AIM:
Print all the entries verbatim.

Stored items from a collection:
────────────────────

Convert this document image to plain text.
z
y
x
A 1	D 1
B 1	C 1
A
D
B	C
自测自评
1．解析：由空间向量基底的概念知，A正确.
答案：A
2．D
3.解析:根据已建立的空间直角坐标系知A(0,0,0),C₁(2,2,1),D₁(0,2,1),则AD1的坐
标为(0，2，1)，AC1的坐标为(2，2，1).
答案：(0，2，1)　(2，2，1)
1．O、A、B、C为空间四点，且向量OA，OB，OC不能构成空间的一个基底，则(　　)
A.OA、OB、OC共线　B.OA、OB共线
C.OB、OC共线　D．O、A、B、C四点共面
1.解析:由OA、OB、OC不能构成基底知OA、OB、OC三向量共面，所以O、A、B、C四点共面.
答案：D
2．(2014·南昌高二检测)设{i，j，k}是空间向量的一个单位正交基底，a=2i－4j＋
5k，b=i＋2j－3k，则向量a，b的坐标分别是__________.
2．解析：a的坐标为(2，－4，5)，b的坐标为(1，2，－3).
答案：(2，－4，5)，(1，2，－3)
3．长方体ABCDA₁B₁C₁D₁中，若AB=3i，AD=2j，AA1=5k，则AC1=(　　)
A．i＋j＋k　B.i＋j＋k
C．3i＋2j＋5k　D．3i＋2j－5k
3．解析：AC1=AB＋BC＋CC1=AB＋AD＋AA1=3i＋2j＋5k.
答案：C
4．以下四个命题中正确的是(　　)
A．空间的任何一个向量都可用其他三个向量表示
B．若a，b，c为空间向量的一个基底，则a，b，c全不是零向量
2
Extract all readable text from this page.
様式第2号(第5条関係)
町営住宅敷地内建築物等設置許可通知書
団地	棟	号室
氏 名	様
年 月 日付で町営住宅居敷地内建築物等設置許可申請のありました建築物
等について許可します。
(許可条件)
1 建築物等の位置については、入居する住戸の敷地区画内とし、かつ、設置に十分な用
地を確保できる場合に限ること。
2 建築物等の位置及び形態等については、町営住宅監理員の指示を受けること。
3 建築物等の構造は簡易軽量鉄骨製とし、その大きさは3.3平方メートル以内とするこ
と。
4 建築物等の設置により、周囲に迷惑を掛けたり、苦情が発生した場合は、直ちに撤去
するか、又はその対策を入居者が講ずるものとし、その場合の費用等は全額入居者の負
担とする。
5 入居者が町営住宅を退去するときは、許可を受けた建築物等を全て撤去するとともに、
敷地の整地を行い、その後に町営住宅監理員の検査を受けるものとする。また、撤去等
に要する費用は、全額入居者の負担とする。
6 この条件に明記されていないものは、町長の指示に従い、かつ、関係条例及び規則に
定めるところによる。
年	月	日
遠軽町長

────────────────────

THE RESULT:
Convert this document image to plain text.
z
y
x
A 1	D 1
B 1	C 1
A
D
B	C
自测自评
1．解析：由空间向量基底的概念知，A正确.
答案：A
2．D
3.解析:根据已建立的空间直角坐标系知A(0,0,0),C₁(2,2,1),D₁(0,2,1),则AD1的坐
标为(0，2，1)，AC1的坐标为(2，2，1).
答案：(0，2，1)　(2，2，1)
1．O、A、B、C为空间四点，且向量OA，OB，OC不能构成空间的一个基底，则(　　)
A.OA、OB、OC共线　B.OA、OB共线
C.OB、OC共线　D．O、A、B、C四点共面
1.解析:由OA、OB、OC不能构成基底知OA、OB、OC三向量共面，所以O、A、B、C四点共面.
答案：D
2．(2014·南昌高二检测)设{i，j，k}是空间向量的一个单位正交基底，a=2i－4j＋
5k，b=i＋2j－3k，则向量a，b的坐标分别是__________.
2．解析：a的坐标为(2，－4，5)，b的坐标为(1，2，－3).
答案：(2，－4，5)，(1，2，－3)
3．长方体ABCDA₁B₁C₁D₁中，若AB=3i，AD=2j，AA1=5k，则AC1=(　　)
A．i＋j＋k　B.i＋j＋k
C．3i＋2j＋5k　D．3i＋2j－5k
3．解析：AC1=AB＋BC＋CC1=AB＋AD＋AA1=3i＋2j＋5k.
答案：C
4．以下四个命题中正确的是(　　)
A．空间的任何一个向量都可用其他三个向量表示
B．若a，b，c为空间向量的一个基底，则a，b，c全不是零向量
2
Extract all readable text from this page.
様式第2号(第5条関係)
町営住宅敷地内建築物等設置許可通知書
団地	棟	号室
氏 名	様
年 月 日付で町営住宅居敷地内建築物等設置許可申請のありました建築物
等について許可します。
(許可条件)
1 建築物等の位置については、入居する住戸の敷地区画内とし、かつ、設置に十分な用
地を確保できる場合に限ること。
2 建築物等の位置及び形態等については、町営住宅監理員の指示を受けること。
3 建築物等の構造は簡易軽量鉄骨製とし、その大きさは3.3平方メートル以内とするこ
と。
4 建築物等の設置により、周囲に迷惑を掛けたり、苦情が発生した場合は、直ちに撤去
するか、又はその対策を入居者が講ずるものとし、その場合の費用等は全額入居者の負
担とする。
5 入居者が町営住宅を退去するときは、許可を受けた建築物等を全て撤去するとともに、
敷地の整地を行い、その後に町営住宅監理員の検査を受けるものとする。また、撤去等
に要する費用は、全額入居者の負担とする。
6 この条件に明記されていないものは、町長の指示に従い、かつ、関係条例及び規則に
定めるところによる。
年	月	日
遠軽町長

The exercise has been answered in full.